++++ Supplied records ++++
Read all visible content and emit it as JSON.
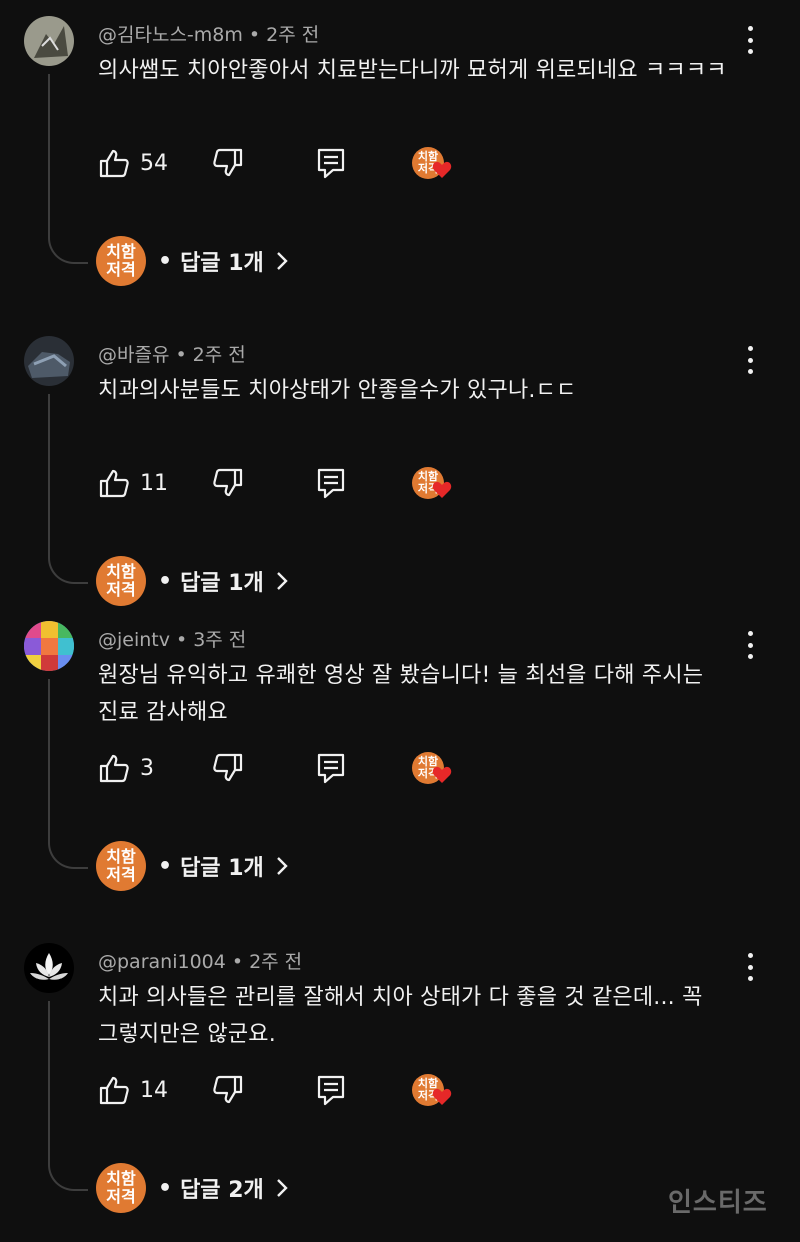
{
  "icons": {
    "like": "thumbs-up-icon",
    "dislike": "thumbs-down-icon",
    "reply": "comment-reply-icon",
    "more": "more-vert-icon",
    "chevron": "chevron-right-icon",
    "heart": "creator-heart-icon"
  },
  "colors": {
    "background": "#0f0f0f",
    "channel_logo": "#e07a32",
    "heart": "#e62828",
    "meta_text": "#aaaaaa"
  },
  "channel_logo": {
    "line1": "치함",
    "line2": "저격"
  },
  "comments": [
    {
      "author": "@김타노스-m8m",
      "time": "2주 전",
      "text": "의사쌤도 치아안좋아서 치료받는다니까 묘허게 위로되네요 ㅋㅋㅋㅋ",
      "likes": "54",
      "replies_label": "답글 1개"
    },
    {
      "author": "@바즐유",
      "time": "2주 전",
      "text": "치과의사분들도 치아상태가 안좋을수가 있구나.ㄷㄷ",
      "likes": "11",
      "replies_label": "답글 1개"
    },
    {
      "author": "@jeintv",
      "time": "3주 전",
      "text": "원장님 유익하고 유쾌한 영상 잘 봤습니다! 늘 최선을 다해 주시는 진료 감사해요",
      "likes": "3",
      "replies_label": "답글 1개"
    },
    {
      "author": "@parani1004",
      "time": "2주 전",
      "text": "치과 의사들은 관리를 잘해서 치아 상태가 다 좋을 것 같은데... 꼭 그렇지만은 않군요.",
      "likes": "14",
      "replies_label": "답글 2개"
    }
  ],
  "watermark": "인스티즈"
}
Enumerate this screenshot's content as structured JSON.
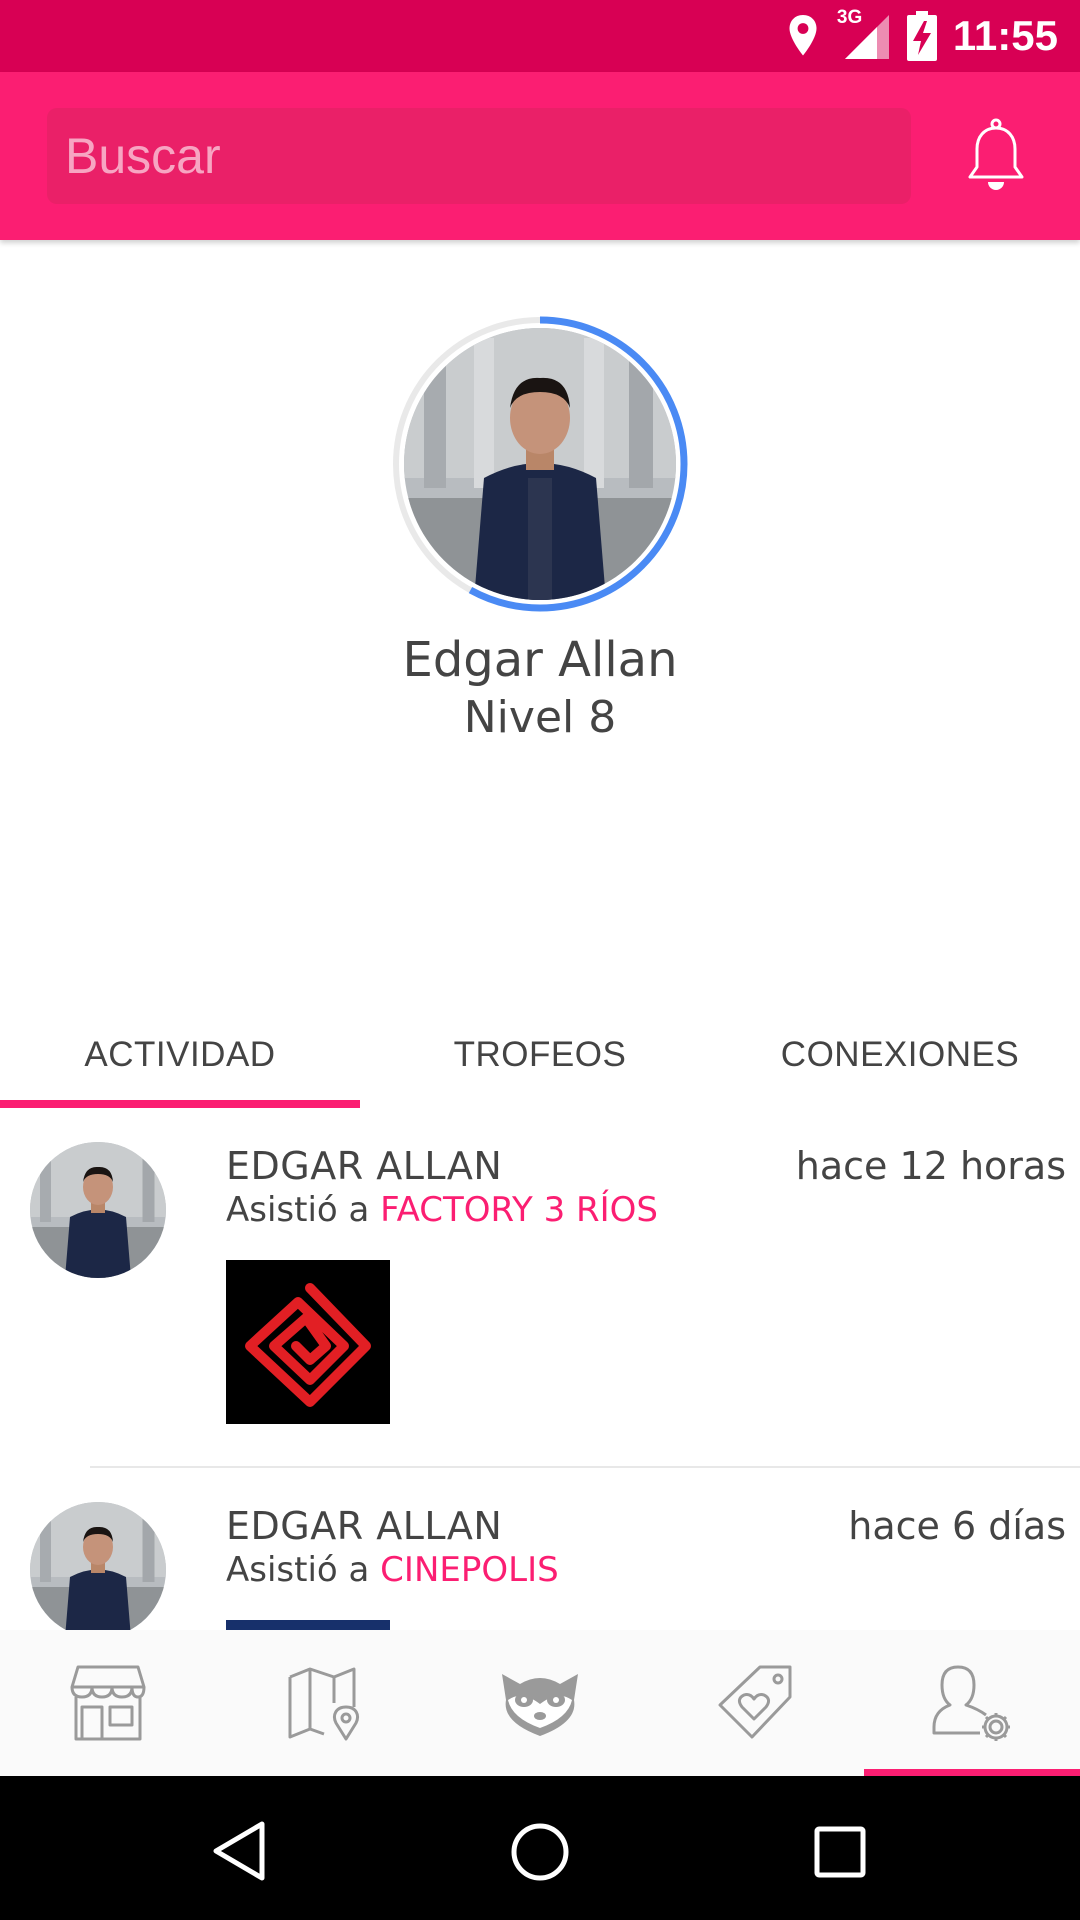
{
  "status_bar": {
    "time": "11:55",
    "network": "3G",
    "icons": [
      "location-icon",
      "signal-icon",
      "battery-charging-icon"
    ]
  },
  "header": {
    "search_placeholder": "Buscar",
    "notification_icon": "bell-icon"
  },
  "profile": {
    "name": "Edgar Allan",
    "level": "Nivel 8",
    "level_progress": 0.58,
    "progress_color": "#4a8af4"
  },
  "tabs": [
    {
      "label": "ACTIVIDAD",
      "active": true
    },
    {
      "label": "TROFEOS",
      "active": false
    },
    {
      "label": "CONEXIONES",
      "active": false
    }
  ],
  "feed": [
    {
      "user": "EDGAR ALLAN",
      "time": "hace 12 horas",
      "action": "Asistió a",
      "venue": "FACTORY 3 RÍOS",
      "thumbnail_icon": "spiral-logo-icon"
    },
    {
      "user": "EDGAR ALLAN",
      "time": "hace 6 días",
      "action": "Asistió a",
      "venue": "CINEPOLIS",
      "thumbnail_icon": "cinepolis-logo-icon"
    }
  ],
  "bottom_nav": [
    {
      "icon": "store-icon",
      "active": false
    },
    {
      "icon": "map-icon",
      "active": false
    },
    {
      "icon": "raccoon-icon",
      "active": false
    },
    {
      "icon": "tag-heart-icon",
      "active": false
    },
    {
      "icon": "user-settings-icon",
      "active": true
    }
  ],
  "colors": {
    "primary": "#fb1e72",
    "primary_dark": "#d80054",
    "accent_blue": "#4a8af4"
  }
}
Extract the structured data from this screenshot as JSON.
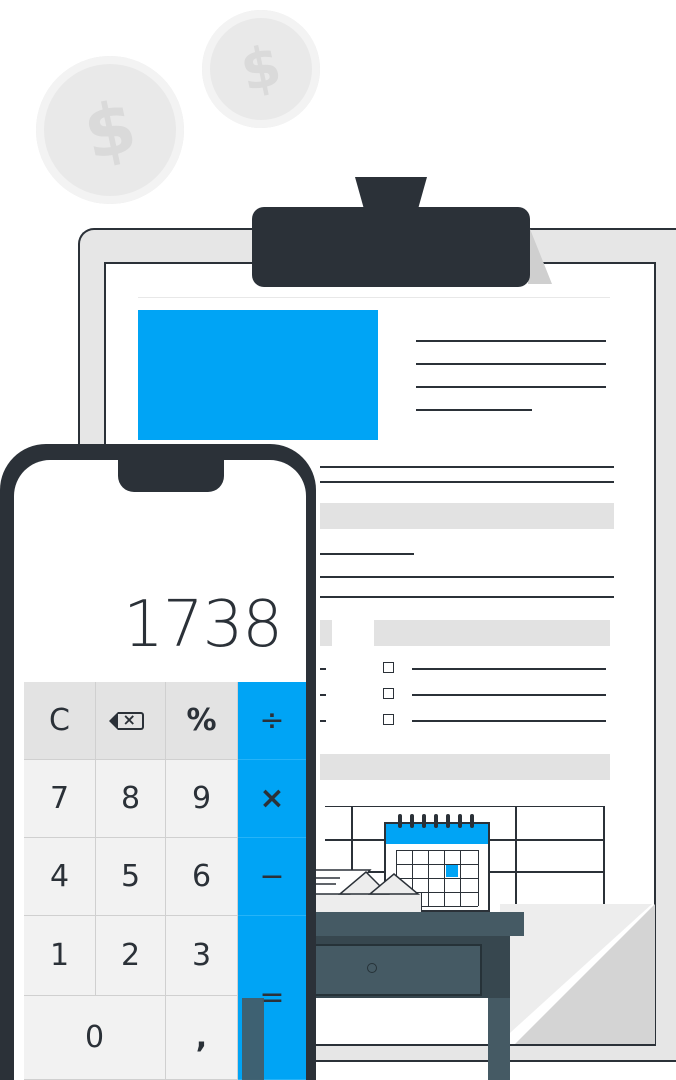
{
  "coins": [
    {
      "symbol": "$"
    },
    {
      "symbol": "$"
    }
  ],
  "calculator": {
    "display_value": "1738",
    "keys": {
      "clear": "C",
      "backspace": "⌫",
      "percent": "%",
      "divide": "÷",
      "seven": "7",
      "eight": "8",
      "nine": "9",
      "multiply": "×",
      "four": "4",
      "five": "5",
      "six": "6",
      "minus": "−",
      "one": "1",
      "two": "2",
      "three": "3",
      "zero": "0",
      "comma": ",",
      "equals": "="
    }
  },
  "colors": {
    "accent": "#00a4f5",
    "dark": "#2b3138",
    "desk": "#455a64",
    "paper": "#ffffff",
    "board": "#e6e6e6"
  }
}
++++
» Work to complete:
Transcribe every record above exactly, leaving out the pictures.

» Full solution:
Read all visible content and emit it as JSON.
{
  "icons": {
    "like": "thumbs-up-icon",
    "dislike": "thumbs-down-icon",
    "reply": "comment-reply-icon",
    "more": "more-vert-icon",
    "chevron": "chevron-right-icon",
    "heart": "creator-heart-icon"
  },
  "colors": {
    "background": "#0f0f0f",
    "channel_logo": "#e07a32",
    "heart": "#e62828",
    "meta_text": "#aaaaaa"
  },
  "channel_logo": {
    "line1": "치함",
    "line2": "저격"
  },
  "comments": [
    {
      "author": "@김타노스-m8m",
      "time": "2주 전",
      "text": "의사쌤도 치아안좋아서 치료받는다니까 묘허게 위로되네요 ㅋㅋㅋㅋ",
      "likes": "54",
      "replies_label": "답글 1개"
    },
    {
      "author": "@바즐유",
      "time": "2주 전",
      "text": "치과의사분들도 치아상태가 안좋을수가 있구나.ㄷㄷ",
      "likes": "11",
      "replies_label": "답글 1개"
    },
    {
      "author": "@jeintv",
      "time": "3주 전",
      "text": "원장님 유익하고 유쾌한 영상 잘 봤습니다! 늘 최선을 다해 주시는 진료 감사해요",
      "likes": "3",
      "replies_label": "답글 1개"
    },
    {
      "author": "@parani1004",
      "time": "2주 전",
      "text": "치과 의사들은 관리를 잘해서 치아 상태가 다 좋을 것 같은데... 꼭 그렇지만은 않군요.",
      "likes": "14",
      "replies_label": "답글 2개"
    }
  ],
  "watermark": "인스티즈"
}
Enumerate this screenshot's content as structured JSON.
{
  "status_bar": {
    "time": "11:55",
    "network": "3G",
    "icons": [
      "location-icon",
      "signal-icon",
      "battery-charging-icon"
    ]
  },
  "header": {
    "search_placeholder": "Buscar",
    "notification_icon": "bell-icon"
  },
  "profile": {
    "name": "Edgar Allan",
    "level": "Nivel 8",
    "level_progress": 0.58,
    "progress_color": "#4a8af4"
  },
  "tabs": [
    {
      "label": "ACTIVIDAD",
      "active": true
    },
    {
      "label": "TROFEOS",
      "active": false
    },
    {
      "label": "CONEXIONES",
      "active": false
    }
  ],
  "feed": [
    {
      "user": "EDGAR ALLAN",
      "time": "hace 12 horas",
      "action": "Asistió a",
      "venue": "FACTORY 3 RÍOS",
      "thumbnail_icon": "spiral-logo-icon"
    },
    {
      "user": "EDGAR ALLAN",
      "time": "hace 6 días",
      "action": "Asistió a",
      "venue": "CINEPOLIS",
      "thumbnail_icon": "cinepolis-logo-icon"
    }
  ],
  "bottom_nav": [
    {
      "icon": "store-icon",
      "active": false
    },
    {
      "icon": "map-icon",
      "active": false
    },
    {
      "icon": "raccoon-icon",
      "active": false
    },
    {
      "icon": "tag-heart-icon",
      "active": false
    },
    {
      "icon": "user-settings-icon",
      "active": true
    }
  ],
  "colors": {
    "primary": "#fb1e72",
    "primary_dark": "#d80054",
    "accent_blue": "#4a8af4"
  }
}
Extract the structured data from this screenshot as JSON.
{
  "coins": [
    {
      "symbol": "$"
    },
    {
      "symbol": "$"
    }
  ],
  "calculator": {
    "display_value": "1738",
    "keys": {
      "clear": "C",
      "backspace": "⌫",
      "percent": "%",
      "divide": "÷",
      "seven": "7",
      "eight": "8",
      "nine": "9",
      "multiply": "×",
      "four": "4",
      "five": "5",
      "six": "6",
      "minus": "−",
      "one": "1",
      "two": "2",
      "three": "3",
      "zero": "0",
      "comma": ",",
      "equals": "="
    }
  },
  "colors": {
    "accent": "#00a4f5",
    "dark": "#2b3138",
    "desk": "#455a64",
    "paper": "#ffffff",
    "board": "#e6e6e6"
  }
}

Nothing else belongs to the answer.